Dataset items:
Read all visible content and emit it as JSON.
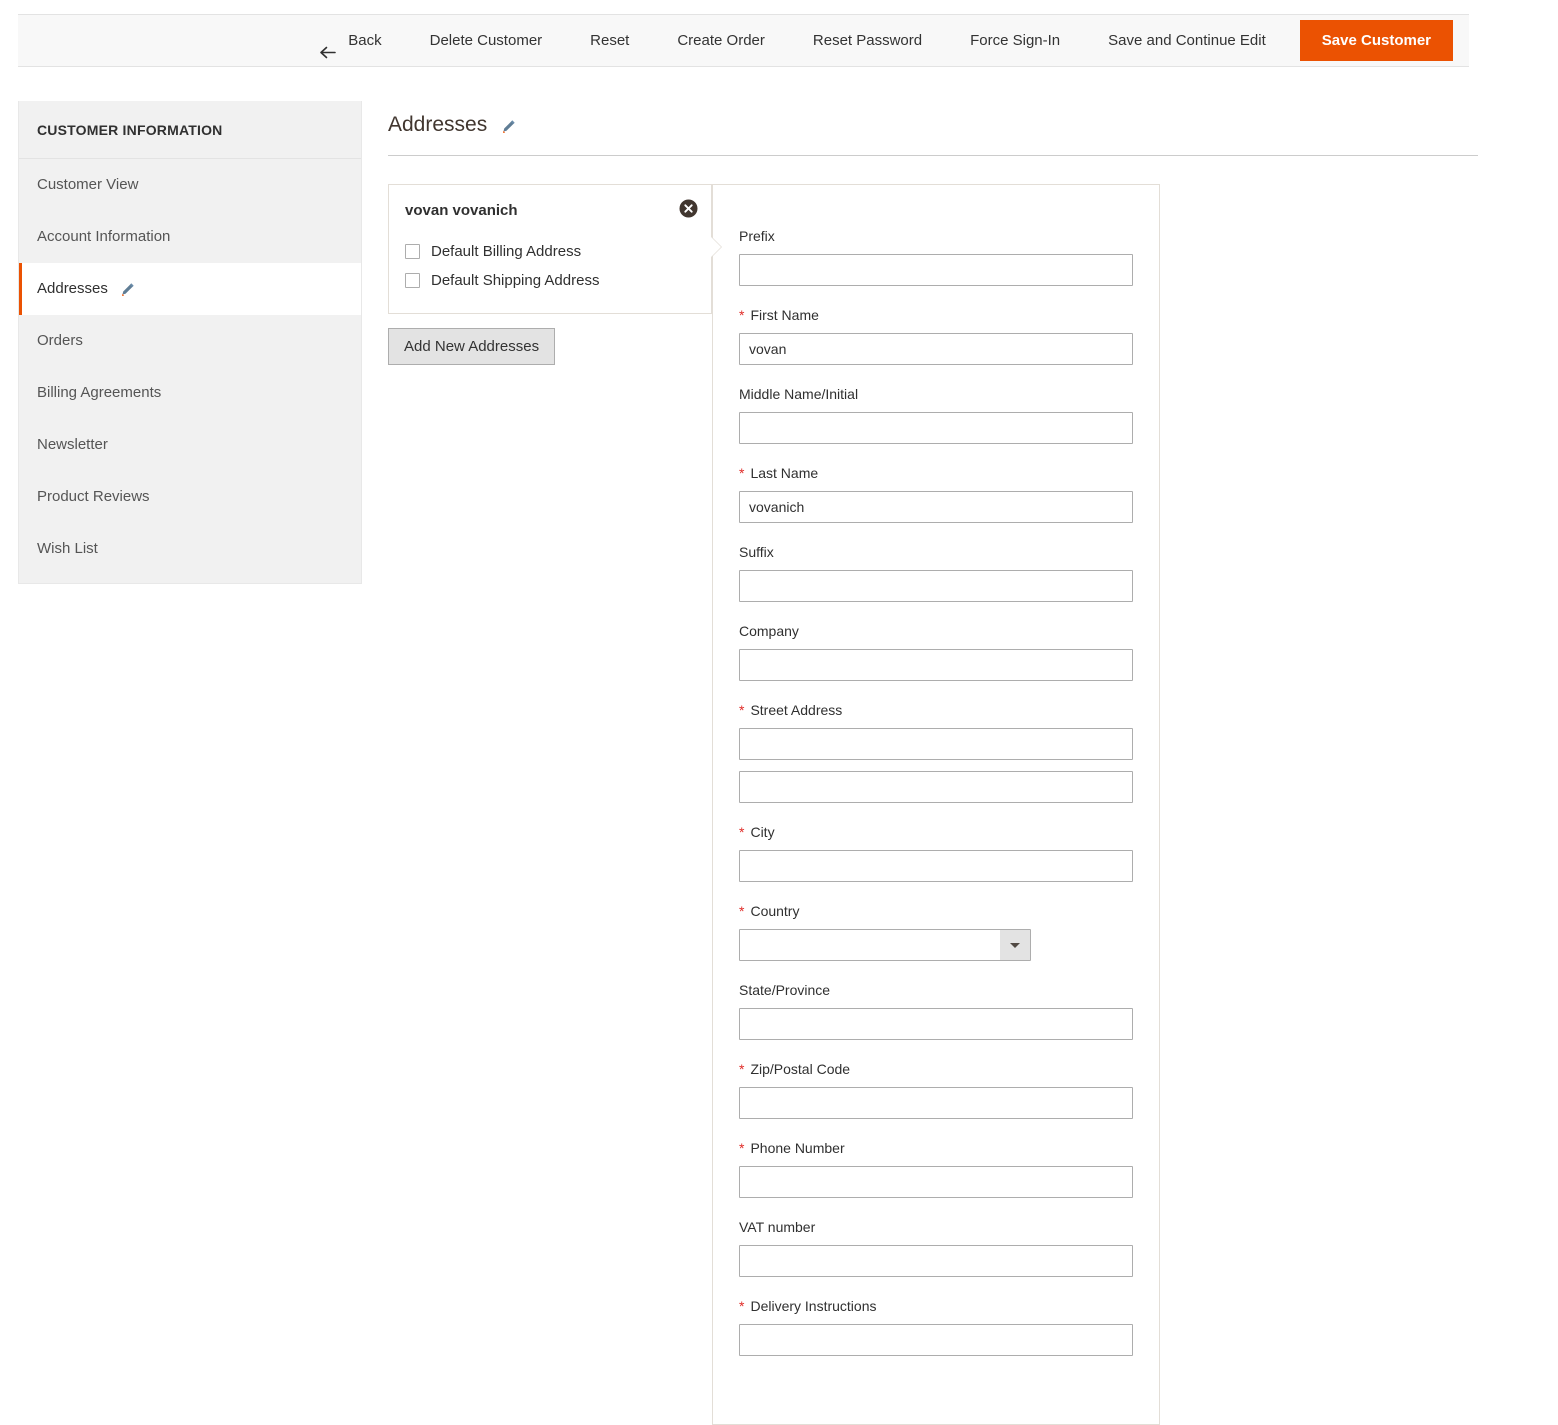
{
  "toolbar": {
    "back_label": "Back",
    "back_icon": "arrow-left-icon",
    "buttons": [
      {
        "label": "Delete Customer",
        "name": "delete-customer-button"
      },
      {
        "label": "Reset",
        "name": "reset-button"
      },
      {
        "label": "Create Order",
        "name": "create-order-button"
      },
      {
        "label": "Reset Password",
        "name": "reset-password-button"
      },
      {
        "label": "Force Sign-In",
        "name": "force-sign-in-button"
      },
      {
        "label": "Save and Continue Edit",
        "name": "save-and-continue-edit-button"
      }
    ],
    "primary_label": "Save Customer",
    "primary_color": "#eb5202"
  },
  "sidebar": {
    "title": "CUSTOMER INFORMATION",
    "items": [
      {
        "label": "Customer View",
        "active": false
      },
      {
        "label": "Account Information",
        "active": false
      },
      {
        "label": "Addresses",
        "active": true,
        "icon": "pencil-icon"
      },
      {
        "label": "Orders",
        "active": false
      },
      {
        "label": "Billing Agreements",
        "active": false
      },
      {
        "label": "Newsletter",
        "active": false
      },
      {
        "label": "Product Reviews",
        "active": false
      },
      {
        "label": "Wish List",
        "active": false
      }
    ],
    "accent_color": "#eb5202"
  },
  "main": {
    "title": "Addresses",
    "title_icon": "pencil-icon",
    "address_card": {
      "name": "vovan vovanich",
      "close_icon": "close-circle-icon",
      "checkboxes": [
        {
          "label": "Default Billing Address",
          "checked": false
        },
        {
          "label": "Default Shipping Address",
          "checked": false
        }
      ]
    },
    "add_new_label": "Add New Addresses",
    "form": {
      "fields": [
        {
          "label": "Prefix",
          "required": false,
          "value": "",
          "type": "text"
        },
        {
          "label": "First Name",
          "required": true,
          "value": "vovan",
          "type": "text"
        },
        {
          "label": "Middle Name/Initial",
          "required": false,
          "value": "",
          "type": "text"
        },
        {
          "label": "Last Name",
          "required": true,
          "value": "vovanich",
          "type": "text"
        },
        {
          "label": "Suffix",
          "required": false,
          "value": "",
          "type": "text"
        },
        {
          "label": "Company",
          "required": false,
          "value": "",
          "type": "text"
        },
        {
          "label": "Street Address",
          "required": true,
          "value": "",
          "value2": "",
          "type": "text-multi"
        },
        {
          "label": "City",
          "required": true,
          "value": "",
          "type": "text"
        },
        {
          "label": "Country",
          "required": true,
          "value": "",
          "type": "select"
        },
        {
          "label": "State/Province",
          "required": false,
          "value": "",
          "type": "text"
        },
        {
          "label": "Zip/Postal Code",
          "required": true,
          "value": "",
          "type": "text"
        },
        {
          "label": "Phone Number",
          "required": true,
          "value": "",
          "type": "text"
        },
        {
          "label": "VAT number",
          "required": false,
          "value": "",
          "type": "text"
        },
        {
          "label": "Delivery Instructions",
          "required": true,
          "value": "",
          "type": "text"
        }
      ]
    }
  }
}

--

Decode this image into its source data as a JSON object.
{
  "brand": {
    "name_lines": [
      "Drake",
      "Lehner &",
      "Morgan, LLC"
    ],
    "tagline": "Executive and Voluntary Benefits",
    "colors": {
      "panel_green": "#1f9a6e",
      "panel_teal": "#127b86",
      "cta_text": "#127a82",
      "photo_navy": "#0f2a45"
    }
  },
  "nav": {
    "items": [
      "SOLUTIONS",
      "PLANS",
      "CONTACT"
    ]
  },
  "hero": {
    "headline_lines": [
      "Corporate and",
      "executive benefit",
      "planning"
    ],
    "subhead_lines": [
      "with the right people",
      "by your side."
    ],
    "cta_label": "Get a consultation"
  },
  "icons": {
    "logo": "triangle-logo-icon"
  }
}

◆ **Problem**
Collect each line of the entries that has the word "Addresses", copying it in full.

◆ **Result of the exercise**
        "label": "Addresses",
    "title": "Addresses",
    "add_new_label": "Add New Addresses",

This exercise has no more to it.